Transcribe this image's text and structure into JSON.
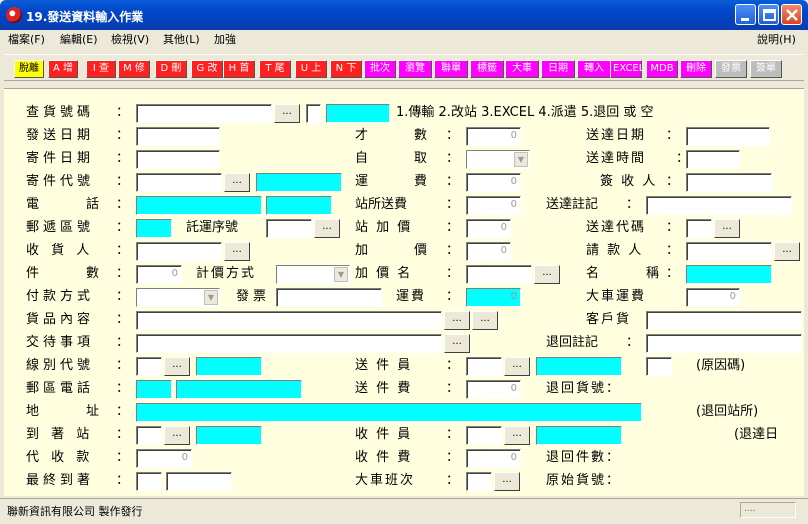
{
  "window": {
    "title": "19.發送資料輸入作業"
  },
  "menu": {
    "file": "檔案(F)",
    "edit": "編輯(E)",
    "view": "檢視(V)",
    "other": "其他(L)",
    "enhance": "加強",
    "help": "說明(H)"
  },
  "toolbar": [
    "脫離",
    "A 增",
    "I 查",
    "M 修",
    "D 刪",
    "G 改",
    "H 首",
    "T 尾",
    "U 上",
    "N 下",
    "批次",
    "瀏覽",
    "聯單",
    "標籤",
    "大車",
    "日期",
    "轉入",
    "EXCEL",
    "MDB",
    "刪除",
    "發票",
    "簽單"
  ],
  "form": {
    "query_no": "查貨號碼",
    "query_colon": "：",
    "mode_options": "1.傳輸 2.改站 3.EXCEL 4.派遣 5.退回 或 空",
    "send_date": "發送日期",
    "cai": "才",
    "cai2": "數",
    "deliver_date": "送達日期",
    "mail_date": "寄件日期",
    "self": "自",
    "self2": "取",
    "deliver_time": "送達時間",
    "sender_code": "寄件代號",
    "freight": "運",
    "freight2": "費",
    "signer": "簽 收 人",
    "phone": "電",
    "phone2": "話",
    "station_fee": "站所送費",
    "deliver_note": "送達註記",
    "zip": "郵遞區號",
    "consign_seq": "託運序號",
    "station_add": "站 加 價",
    "deliver_code": "送達代碼",
    "receiver": "收 貨 人",
    "add": "加",
    "add2": "價",
    "claimant": "請 款 人",
    "pieces": "件",
    "pieces2": "數",
    "pricing": "計價方式",
    "add_name": "加 價 名",
    "name": "名",
    "name2": "稱",
    "payment": "付款方式",
    "invoice": "發票",
    "fee_label": "運費",
    "truck_fee": "大車運費",
    "goods": "貨品內容",
    "customer_goods": "客戶貨",
    "instructions": "交待事項",
    "return_note": "退回註記",
    "route_code": "線別代號",
    "courier": "送 件 員",
    "reason": "(原因碼)",
    "zip_phone": "郵區電話",
    "delivery_fee": "送 件 費",
    "return_goods": "退回貨號：",
    "address": "地",
    "address2": "址",
    "return_station": "(退回站所)",
    "arrival": "到 著 站",
    "collector": "收 件 員",
    "return_deliver": "(退達日",
    "cod": "代 收 款",
    "collect_fee": "收 件 費",
    "return_count": "退回件數：",
    "final": "最終到著",
    "truck_shift": "大車班次",
    "orig_no": "原始貨號："
  },
  "zero": "0",
  "ellipsis": "...",
  "status": {
    "text": "聯新資訊有限公司 製作發行",
    "right": "...."
  }
}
•••
* [Required work] In your copy, leave out the pictures and reproduce the material above exactly.

* [The answer]
Transcribe this image's text and structure into JSON.
{
  "window": {
    "title": "19.發送資料輸入作業"
  },
  "menu": {
    "file": "檔案(F)",
    "edit": "編輯(E)",
    "view": "檢視(V)",
    "other": "其他(L)",
    "enhance": "加強",
    "help": "說明(H)"
  },
  "toolbar": [
    "脫離",
    "A 增",
    "I 查",
    "M 修",
    "D 刪",
    "G 改",
    "H 首",
    "T 尾",
    "U 上",
    "N 下",
    "批次",
    "瀏覽",
    "聯單",
    "標籤",
    "大車",
    "日期",
    "轉入",
    "EXCEL",
    "MDB",
    "刪除",
    "發票",
    "簽單"
  ],
  "form": {
    "query_no": "查貨號碼",
    "query_colon": "：",
    "mode_options": "1.傳輸 2.改站 3.EXCEL 4.派遣 5.退回 或 空",
    "send_date": "發送日期",
    "cai": "才",
    "cai2": "數",
    "deliver_date": "送達日期",
    "mail_date": "寄件日期",
    "self": "自",
    "self2": "取",
    "deliver_time": "送達時間",
    "sender_code": "寄件代號",
    "freight": "運",
    "freight2": "費",
    "signer": "簽 收 人",
    "phone": "電",
    "phone2": "話",
    "station_fee": "站所送費",
    "deliver_note": "送達註記",
    "zip": "郵遞區號",
    "consign_seq": "託運序號",
    "station_add": "站 加 價",
    "deliver_code": "送達代碼",
    "receiver": "收 貨 人",
    "add": "加",
    "add2": "價",
    "claimant": "請 款 人",
    "pieces": "件",
    "pieces2": "數",
    "pricing": "計價方式",
    "add_name": "加 價 名",
    "name": "名",
    "name2": "稱",
    "payment": "付款方式",
    "invoice": "發票",
    "fee_label": "運費",
    "truck_fee": "大車運費",
    "goods": "貨品內容",
    "customer_goods": "客戶貨",
    "instructions": "交待事項",
    "return_note": "退回註記",
    "route_code": "線別代號",
    "courier": "送 件 員",
    "reason": "(原因碼)",
    "zip_phone": "郵區電話",
    "delivery_fee": "送 件 費",
    "return_goods": "退回貨號：",
    "address": "地",
    "address2": "址",
    "return_station": "(退回站所)",
    "arrival": "到 著 站",
    "collector": "收 件 員",
    "return_deliver": "(退達日",
    "cod": "代 收 款",
    "collect_fee": "收 件 費",
    "return_count": "退回件數：",
    "final": "最終到著",
    "truck_shift": "大車班次",
    "orig_no": "原始貨號："
  },
  "zero": "0",
  "ellipsis": "...",
  "status": {
    "text": "聯新資訊有限公司 製作發行",
    "right": "...."
  }
}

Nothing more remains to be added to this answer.